_What you have to do_
Tally every line of the material that includes "Blåmärken", then give the tally and nothing else.

━━━ Input material ━━━

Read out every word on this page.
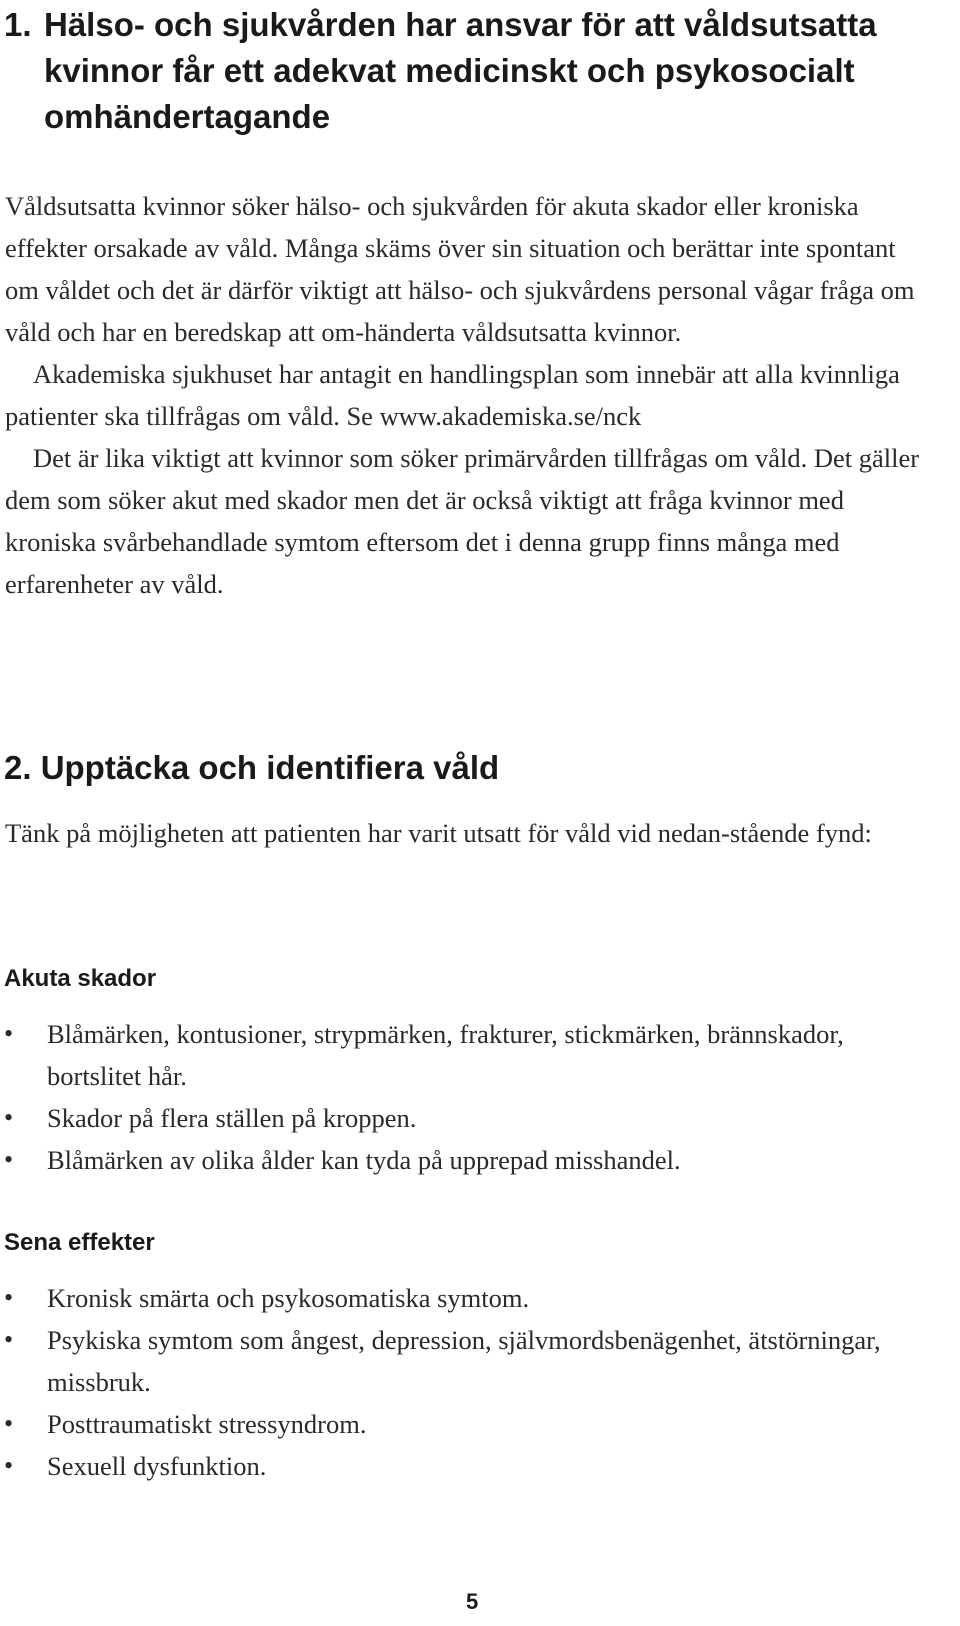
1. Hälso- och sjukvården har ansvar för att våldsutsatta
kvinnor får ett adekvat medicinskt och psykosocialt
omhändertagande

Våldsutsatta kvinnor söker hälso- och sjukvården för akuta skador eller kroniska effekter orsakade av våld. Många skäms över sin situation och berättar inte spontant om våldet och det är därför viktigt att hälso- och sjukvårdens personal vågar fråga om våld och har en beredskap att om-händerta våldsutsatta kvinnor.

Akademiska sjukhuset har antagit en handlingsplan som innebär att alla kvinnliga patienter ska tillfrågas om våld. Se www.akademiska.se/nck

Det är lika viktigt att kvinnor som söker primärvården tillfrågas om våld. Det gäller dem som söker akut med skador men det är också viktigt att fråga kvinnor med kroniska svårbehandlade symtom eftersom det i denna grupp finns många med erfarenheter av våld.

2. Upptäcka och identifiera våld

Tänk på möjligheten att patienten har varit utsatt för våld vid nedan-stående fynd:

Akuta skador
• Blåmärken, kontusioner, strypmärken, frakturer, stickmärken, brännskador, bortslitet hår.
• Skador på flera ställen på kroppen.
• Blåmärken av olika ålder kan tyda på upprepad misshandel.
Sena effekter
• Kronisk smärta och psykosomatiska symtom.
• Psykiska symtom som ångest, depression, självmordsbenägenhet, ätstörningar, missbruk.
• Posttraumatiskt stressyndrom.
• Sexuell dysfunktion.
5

━━━

_Full response_
2